WORK REQUIRED
Return, unchanged, the items from their first line through the line containing "legend-swatch [892, 707, 910, 719]", including both of those lines.

[Begin MATERIAL TO PROCESS]

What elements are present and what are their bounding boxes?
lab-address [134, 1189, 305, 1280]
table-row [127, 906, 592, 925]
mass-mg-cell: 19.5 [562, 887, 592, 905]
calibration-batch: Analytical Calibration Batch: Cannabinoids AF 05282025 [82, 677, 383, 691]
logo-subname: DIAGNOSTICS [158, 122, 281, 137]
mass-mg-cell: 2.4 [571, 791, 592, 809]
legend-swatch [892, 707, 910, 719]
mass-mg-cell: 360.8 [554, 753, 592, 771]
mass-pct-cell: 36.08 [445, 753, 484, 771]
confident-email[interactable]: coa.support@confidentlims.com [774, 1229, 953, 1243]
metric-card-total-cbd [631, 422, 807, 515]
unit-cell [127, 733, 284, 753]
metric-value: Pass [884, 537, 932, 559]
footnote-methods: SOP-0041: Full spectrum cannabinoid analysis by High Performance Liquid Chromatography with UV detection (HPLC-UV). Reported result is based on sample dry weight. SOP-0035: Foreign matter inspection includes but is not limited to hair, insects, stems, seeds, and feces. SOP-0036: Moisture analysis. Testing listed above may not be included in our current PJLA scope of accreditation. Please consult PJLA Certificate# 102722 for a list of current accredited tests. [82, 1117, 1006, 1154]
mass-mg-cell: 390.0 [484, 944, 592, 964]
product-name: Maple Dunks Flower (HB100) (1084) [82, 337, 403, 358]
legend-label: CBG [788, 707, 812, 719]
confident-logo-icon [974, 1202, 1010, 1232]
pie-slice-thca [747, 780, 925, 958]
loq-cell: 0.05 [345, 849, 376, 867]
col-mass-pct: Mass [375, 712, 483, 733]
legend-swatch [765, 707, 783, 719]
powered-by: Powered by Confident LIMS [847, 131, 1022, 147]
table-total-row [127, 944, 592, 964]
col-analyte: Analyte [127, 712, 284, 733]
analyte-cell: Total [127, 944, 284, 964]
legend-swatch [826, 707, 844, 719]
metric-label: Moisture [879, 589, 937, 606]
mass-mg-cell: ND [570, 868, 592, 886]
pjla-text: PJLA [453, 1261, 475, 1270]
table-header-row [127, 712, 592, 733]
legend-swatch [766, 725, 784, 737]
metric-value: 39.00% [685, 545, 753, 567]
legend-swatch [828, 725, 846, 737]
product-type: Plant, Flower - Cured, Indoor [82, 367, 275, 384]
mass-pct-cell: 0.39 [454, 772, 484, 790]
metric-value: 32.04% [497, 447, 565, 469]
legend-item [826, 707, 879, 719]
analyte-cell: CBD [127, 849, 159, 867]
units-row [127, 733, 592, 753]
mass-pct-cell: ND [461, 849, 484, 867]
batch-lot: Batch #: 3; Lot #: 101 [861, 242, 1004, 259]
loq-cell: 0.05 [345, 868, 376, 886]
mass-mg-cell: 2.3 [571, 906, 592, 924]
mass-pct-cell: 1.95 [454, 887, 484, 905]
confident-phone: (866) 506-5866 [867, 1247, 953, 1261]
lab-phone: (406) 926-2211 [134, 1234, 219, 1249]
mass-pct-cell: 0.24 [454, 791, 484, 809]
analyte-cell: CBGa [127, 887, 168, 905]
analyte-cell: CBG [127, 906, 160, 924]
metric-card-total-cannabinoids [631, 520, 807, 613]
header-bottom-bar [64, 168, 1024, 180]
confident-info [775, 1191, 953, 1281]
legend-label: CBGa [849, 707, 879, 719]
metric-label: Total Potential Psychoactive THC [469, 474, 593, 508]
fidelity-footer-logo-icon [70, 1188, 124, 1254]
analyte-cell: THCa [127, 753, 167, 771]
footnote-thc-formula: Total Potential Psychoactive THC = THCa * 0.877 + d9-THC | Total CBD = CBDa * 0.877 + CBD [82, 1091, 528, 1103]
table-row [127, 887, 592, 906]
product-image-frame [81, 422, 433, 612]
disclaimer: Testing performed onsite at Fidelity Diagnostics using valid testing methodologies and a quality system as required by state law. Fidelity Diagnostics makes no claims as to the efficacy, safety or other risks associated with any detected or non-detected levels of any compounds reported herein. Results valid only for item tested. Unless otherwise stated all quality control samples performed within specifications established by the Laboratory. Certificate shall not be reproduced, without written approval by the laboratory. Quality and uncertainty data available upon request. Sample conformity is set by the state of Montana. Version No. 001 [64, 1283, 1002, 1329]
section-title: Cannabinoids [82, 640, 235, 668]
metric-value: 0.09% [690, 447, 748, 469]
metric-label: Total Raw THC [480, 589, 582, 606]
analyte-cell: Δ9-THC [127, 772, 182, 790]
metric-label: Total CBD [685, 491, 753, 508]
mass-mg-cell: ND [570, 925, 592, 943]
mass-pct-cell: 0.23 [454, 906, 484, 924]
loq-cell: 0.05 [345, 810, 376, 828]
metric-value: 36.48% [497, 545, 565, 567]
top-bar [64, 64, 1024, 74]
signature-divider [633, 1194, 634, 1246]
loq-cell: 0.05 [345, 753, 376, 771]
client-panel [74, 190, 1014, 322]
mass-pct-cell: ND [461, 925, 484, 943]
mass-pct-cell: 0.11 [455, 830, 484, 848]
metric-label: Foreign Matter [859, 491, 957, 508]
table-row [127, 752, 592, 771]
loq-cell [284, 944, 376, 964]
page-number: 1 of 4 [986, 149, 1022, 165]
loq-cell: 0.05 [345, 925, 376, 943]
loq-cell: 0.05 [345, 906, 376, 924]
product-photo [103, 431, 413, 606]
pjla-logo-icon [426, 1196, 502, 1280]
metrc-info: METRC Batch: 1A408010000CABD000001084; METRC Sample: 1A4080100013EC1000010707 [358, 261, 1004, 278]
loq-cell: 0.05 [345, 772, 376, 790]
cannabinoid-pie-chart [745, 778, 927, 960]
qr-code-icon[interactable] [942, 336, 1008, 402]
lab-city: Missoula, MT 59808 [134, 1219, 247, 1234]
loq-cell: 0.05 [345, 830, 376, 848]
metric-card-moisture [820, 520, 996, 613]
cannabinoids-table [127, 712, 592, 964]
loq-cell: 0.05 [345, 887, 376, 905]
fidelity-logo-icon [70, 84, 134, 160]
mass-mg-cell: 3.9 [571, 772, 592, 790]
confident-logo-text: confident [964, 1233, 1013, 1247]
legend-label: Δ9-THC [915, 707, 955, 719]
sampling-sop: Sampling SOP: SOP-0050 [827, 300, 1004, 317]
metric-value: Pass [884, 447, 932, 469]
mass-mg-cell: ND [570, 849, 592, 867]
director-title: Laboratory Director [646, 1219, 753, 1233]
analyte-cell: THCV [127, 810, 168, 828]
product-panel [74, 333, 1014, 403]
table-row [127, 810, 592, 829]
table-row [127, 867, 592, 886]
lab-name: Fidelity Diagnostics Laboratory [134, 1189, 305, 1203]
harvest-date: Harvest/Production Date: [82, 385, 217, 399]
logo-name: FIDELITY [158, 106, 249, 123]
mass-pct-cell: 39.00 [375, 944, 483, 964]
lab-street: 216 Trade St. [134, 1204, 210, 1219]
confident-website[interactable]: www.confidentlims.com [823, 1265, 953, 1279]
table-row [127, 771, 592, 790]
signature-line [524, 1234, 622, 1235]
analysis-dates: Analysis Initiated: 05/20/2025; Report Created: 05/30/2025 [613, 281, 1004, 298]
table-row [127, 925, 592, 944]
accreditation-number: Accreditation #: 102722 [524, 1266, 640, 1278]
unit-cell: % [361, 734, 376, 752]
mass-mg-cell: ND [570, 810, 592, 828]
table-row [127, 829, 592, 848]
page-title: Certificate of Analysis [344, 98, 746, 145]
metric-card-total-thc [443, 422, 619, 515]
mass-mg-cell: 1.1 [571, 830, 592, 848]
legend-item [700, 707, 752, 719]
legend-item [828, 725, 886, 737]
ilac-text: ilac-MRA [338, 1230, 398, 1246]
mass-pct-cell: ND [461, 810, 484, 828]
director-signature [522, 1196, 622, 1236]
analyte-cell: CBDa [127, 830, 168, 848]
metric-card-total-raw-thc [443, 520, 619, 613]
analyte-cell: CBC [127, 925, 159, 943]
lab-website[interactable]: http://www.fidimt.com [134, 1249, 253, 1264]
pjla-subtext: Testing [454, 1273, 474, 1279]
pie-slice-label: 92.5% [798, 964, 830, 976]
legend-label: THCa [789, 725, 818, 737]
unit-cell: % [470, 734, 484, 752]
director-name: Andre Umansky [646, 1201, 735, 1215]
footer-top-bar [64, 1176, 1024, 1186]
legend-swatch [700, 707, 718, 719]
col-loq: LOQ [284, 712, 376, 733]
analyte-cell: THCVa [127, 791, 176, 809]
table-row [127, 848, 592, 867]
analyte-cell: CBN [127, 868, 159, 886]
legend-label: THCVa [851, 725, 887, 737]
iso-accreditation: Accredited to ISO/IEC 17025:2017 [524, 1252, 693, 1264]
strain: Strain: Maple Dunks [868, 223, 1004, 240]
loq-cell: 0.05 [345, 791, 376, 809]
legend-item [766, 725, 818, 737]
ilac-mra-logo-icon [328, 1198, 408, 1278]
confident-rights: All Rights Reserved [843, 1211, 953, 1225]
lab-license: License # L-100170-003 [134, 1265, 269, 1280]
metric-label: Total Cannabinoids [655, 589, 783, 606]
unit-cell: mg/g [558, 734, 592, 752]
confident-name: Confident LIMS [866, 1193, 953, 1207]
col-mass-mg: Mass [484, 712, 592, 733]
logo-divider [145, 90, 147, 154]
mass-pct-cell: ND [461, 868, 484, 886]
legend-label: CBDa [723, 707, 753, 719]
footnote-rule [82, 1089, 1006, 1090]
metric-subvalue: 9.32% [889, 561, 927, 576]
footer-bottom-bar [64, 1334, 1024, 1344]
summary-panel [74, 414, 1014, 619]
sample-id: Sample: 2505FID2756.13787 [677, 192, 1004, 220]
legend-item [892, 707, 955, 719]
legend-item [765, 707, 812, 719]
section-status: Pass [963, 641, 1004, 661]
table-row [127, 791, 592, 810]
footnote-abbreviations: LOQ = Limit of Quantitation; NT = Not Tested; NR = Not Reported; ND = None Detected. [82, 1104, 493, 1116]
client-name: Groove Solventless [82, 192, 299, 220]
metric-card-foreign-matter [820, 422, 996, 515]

[End MATERIAL TO PROCESS]

TASK RESULT
What elements are present and what are their bounding boxes?
lab-address [134, 1189, 305, 1280]
table-row [127, 906, 592, 925]
mass-mg-cell: 19.5 [562, 887, 592, 905]
calibration-batch: Analytical Calibration Batch: Cannabinoids AF 05282025 [82, 677, 383, 691]
logo-subname: DIAGNOSTICS [158, 122, 281, 137]
mass-mg-cell: 2.4 [571, 791, 592, 809]
legend-swatch [892, 707, 910, 719]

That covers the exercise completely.